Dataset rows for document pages
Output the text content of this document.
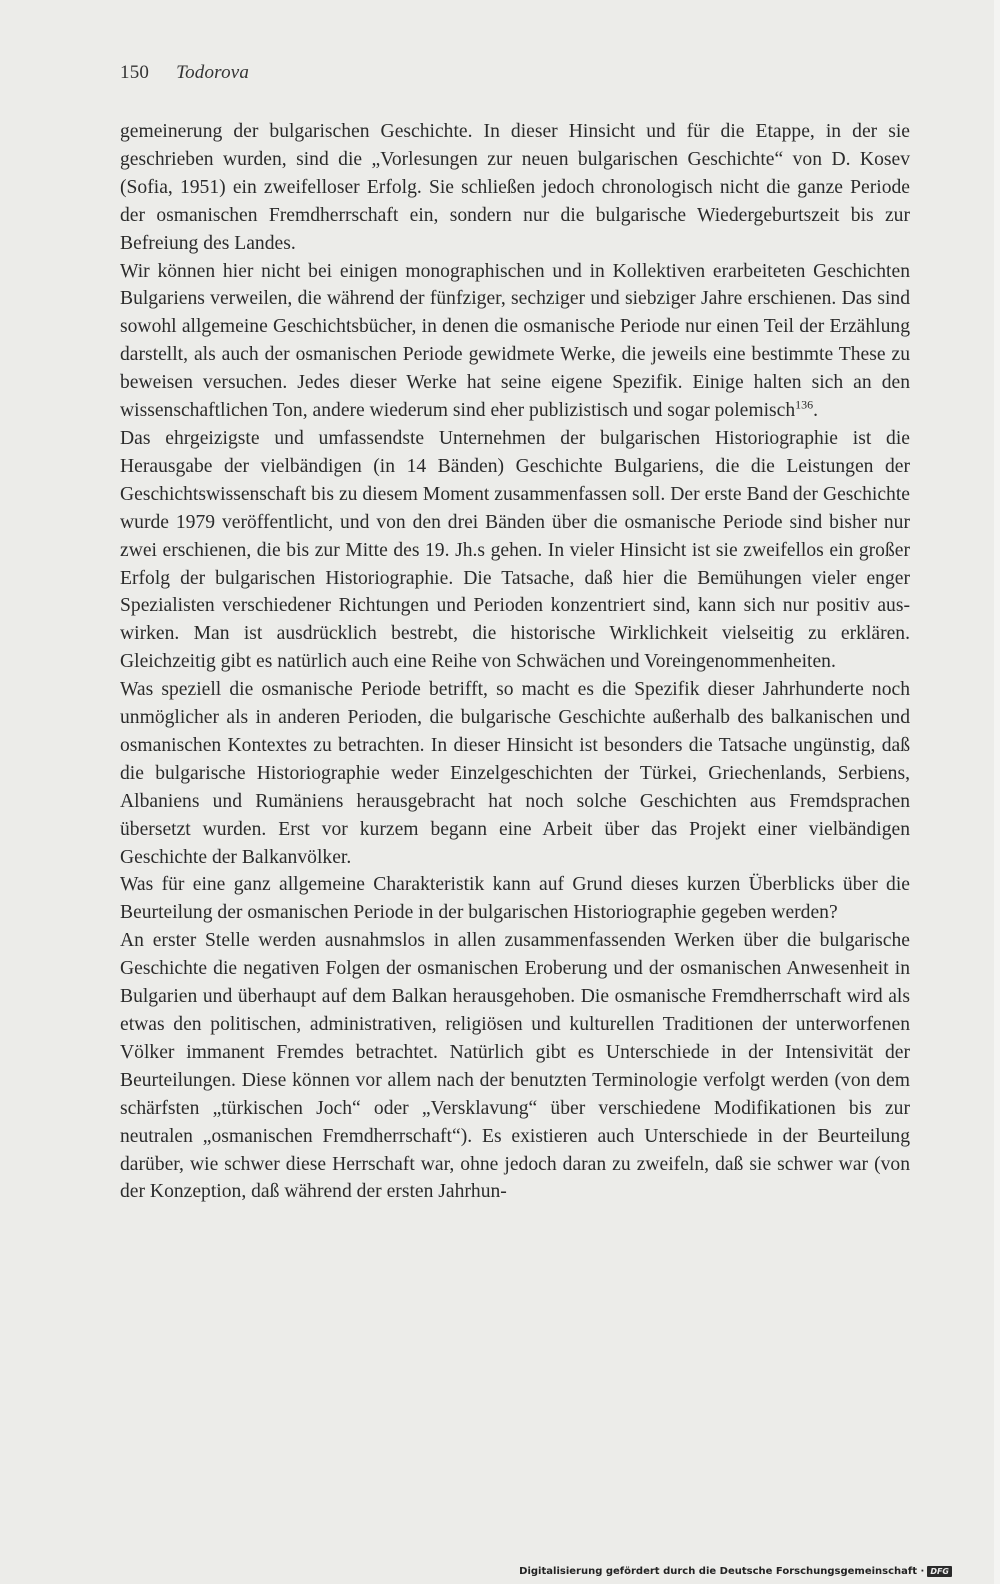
150 Todorova

gemeinerung der bulgarischen Geschichte. In dieser Hinsicht und für die Etappe, in der sie geschrieben wurden, sind die „Vorlesungen zur neuen bulgarischen Geschichte“ von D. Kosev (Sofia, 1951) ein zweifelloser Erfolg. Sie schließen jedoch chronologisch nicht die ganze Periode der osmanischen Fremdherrschaft ein, sondern nur die bulgarische Wiedergeburtszeit bis zur Befreiung des Landes.

Wir können hier nicht bei einigen monographischen und in Kollektiven erarbeiteten Geschichten Bulgariens verweilen, die während der fünfziger, sechziger und siebziger Jahre erschienen. Das sind sowohl allgemeine Geschichtsbücher, in denen die osmanische Periode nur einen Teil der Erzählung darstellt, als auch der osmanischen Periode gewidmete Werke, die jeweils eine bestimmte These zu beweisen versuchen. Jedes dieser Werke hat seine eigene Spezifik. Einige halten sich an den wissenschaftlichen Ton, andere wiederum sind eher publizistisch und sogar polemisch$^{136}$.

Das ehrgeizigste und umfassendste Unternehmen der bulgarischen Historiographie ist die Herausgabe der vielbändigen (in 14 Bänden) Geschichte Bulgariens, die die Leistungen der Geschichtswissenschaft bis zu diesem Moment zusammenfassen soll. Der erste Band der Geschichte wurde 1979 veröffentlicht, und von den drei Bänden über die osmanische Periode sind bisher nur zwei erschienen, die bis zur Mitte des 19. Jh.s gehen. In vieler Hinsicht ist sie zweifellos ein großer Erfolg der bulgarischen Historiographie. Die Tatsache, daß hier die Bemühungen vieler enger Spezialisten verschiedener Richtungen und Perioden konzentriert sind, kann sich nur positiv auswirken. Man ist ausdrücklich bestrebt, die historische Wirklichkeit vielseitig zu erklären. Gleichzeitig gibt es natürlich auch eine Reihe von Schwächen und Voreingenommenheiten.

Was speziell die osmanische Periode betrifft, so macht es die Spezifik dieser Jahrhunderte noch unmöglicher als in anderen Perioden, die bulgarische Geschichte außerhalb des balkanischen und osmanischen Kontextes zu betrachten. In dieser Hinsicht ist besonders die Tatsache ungünstig, daß die bulgarische Historiographie weder Einzelgeschichten der Türkei, Griechenlands, Serbiens, Albaniens und Rumäniens herausgebracht hat noch solche Geschichten aus Fremdsprachen übersetzt wurden. Erst vor kurzem begann eine Arbeit über das Projekt einer vielbändigen Geschichte der Balkanvölker.

Was für eine ganz allgemeine Charakteristik kann auf Grund dieses kurzen Überblicks über die Beurteilung der osmanischen Periode in der bulgarischen Historiographie gegeben werden?

An erster Stelle werden ausnahmslos in allen zusammenfassenden Werken über die bulgarische Geschichte die negativen Folgen der osmanischen Eroberung und der osmanischen Anwesenheit in Bulgarien und überhaupt auf dem Balkan herausgehoben. Die osmanische Fremdherrschaft wird als etwas den politischen, administrativen, religiösen und kulturellen Traditionen der unterworfenen Völker immanent Fremdes betrachtet. Natürlich gibt es Unterschiede in der Intensivität der Beurteilungen. Diese können vor allem nach der benutzten Terminologie verfolgt werden (von dem schärfsten „türkischen Joch“ oder „Versklavung“ über verschiedene Modifikationen bis zur neutralen „osmanischen Fremdherrschaft“). Es existieren auch Unterschiede in der Beurteilung darüber, wie schwer diese Herrschaft war, ohne jedoch daran zu zweifeln, daß sie schwer war (von der Konzeption, daß während der ersten Jahrhun-

Digitalisierung gefördert durch die Deutsche Forschungsgemeinschaft · DFG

* _Task prompt_: Lines containing the word "wurden": how many are there in the data above? Reply with only that number.

* _Your solution_: 2